=== ЗАДАНИЕ ===
Замените «Желобкович» на «Жолобкович» в статье о выжившем хатынском мальчике и приведите отрезок от «Желобкович Петр Антонович.» до «Рая, 3 года.» включительно.

«Саша всю жизнь помнил, как хоронили погибших жители соседних деревень». История чудом выжившего хатынского мальчика


«Саша всю жизнь помнил, как хоронили погибших жители соседних деревень». История чудом выжившего хатынского мальчика

Полицаи заживо сожгли 149 человек, в том числе 76 детей.

Согласитесь, сложно даже представить, что не так давно в нашем городе среди гродненцев жил человек, в паспорте которого значилось место рождения – деревня Хатынь. Да, та самая Хатынь, жестоко сожженная вместе с жителями 22 марта 1943 года. Хатынь, так и не возродившаяся после страшной войны, потому что некому было ее возрождать: в жутком огне фашисты и их прислужники полицаи заживо сожгли 149 человек, в том числе 76 детей. 

Сегодня на месте деревни Хатынь величественный мемориал, известный всему человечеству. 26 символичных дымоходов на месте сгоревших домов. И целое поле обелисков, их 132, с названиями сел в разных районах Беларуси, не существующих на современных картах. Тишина здесь особо звенящая, время от времени ее нарушает звон колоколов. Их тоже 26 – столько, сколько было домов, наполненных жизнью. Крайним был дом Александра Петровича Желобковича – того самого, который позже жил в Гродно. В Хатыни вся его родня, шагнувшая в пламени в вечность. Черные буквы утоплены в нишу на дымоходе и скорбно перечисляют тех, кто здесь жил и сгорел заживо:

Желобкович Петр Антонович.

Желобкович Степанида Алексеевна.

Желобкович Оля, 15 лет.

Желобкович Лида, 10 лет.

Желобкович Стася, 7 лет.

Желобкович Рая, 3 года. 

Памятная доска дома Желобковичей крупно.jpg
 
А Саша выжил. Я познакомился с ним в Гродно в 1983 году. Он, подполковник Советской Армии в запасе, работал референтом областной организации общества «Знание». Не так давно его семья справила новоселье в новой девятиэтажке, куда в большую трехкомнатную квартиру он вселился с супругой Ниной Петровной, дочерью Светланой и сыном Николаем. Своими руками довели все до ума, а из самых дорогих вещей были фотографии с историей уже его семьи – счастливыми детскими лицами – продолжением его рода, чудом оставшегося на земле. Спокойный, рассудительный, крепкого телосложения, Александр Петрович, когда мы встретились, внимательным взглядом несколько минут изучал меня. Потом понимая, что я не отстану, начал свой рассказ, а я чувствовал внутреннюю боль, с которой он это делал…

Саша Желобкович родился в 1930 году, жил  в Хатыни с родителями и четырьмя сестричками в просторном доме, срубленном еще дедом. Дом стоял с краю деревни, недалеко у леса, что тоже немаловажно было для отца, профессионального лесничего, знающего в лесу все. В свои неполных 13 лет Саше доводилось помогать отцу, и он тоже хорошо знал лес и его  тропинки. Жили в деревне дружно, пока внезапно обрушившаяся война не внесла свой расклад.

[Записи, взятые из коллекции]

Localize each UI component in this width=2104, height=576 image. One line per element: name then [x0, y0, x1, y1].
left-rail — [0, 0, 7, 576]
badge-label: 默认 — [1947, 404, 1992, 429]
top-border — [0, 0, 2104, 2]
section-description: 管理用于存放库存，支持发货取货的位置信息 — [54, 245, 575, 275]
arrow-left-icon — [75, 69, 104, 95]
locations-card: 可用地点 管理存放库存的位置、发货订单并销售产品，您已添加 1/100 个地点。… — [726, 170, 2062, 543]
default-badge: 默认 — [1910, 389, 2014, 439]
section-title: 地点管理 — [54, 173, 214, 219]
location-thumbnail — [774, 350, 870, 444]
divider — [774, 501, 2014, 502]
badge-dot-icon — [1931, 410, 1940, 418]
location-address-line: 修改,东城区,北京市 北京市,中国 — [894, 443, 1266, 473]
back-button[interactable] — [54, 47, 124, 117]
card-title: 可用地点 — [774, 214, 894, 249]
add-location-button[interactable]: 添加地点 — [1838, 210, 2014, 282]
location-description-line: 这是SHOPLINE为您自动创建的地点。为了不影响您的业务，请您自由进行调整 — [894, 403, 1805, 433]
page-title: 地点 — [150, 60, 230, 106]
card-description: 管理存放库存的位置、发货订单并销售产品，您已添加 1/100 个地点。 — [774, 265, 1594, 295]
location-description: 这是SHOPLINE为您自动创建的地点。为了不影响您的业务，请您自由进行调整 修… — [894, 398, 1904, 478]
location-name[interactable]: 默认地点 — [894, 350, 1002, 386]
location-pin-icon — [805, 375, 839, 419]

=== РЕШЕНИЕ ЗАДАНИЯ ===
Жолобкович Петр Антонович.

Жолобкович Степанида Алексеевна.

Жолобкович Оля, 15 лет.

Жолобкович Лида, 10 лет.

Жолобкович Стася, 7 лет.

Жолобкович Рая, 3 года.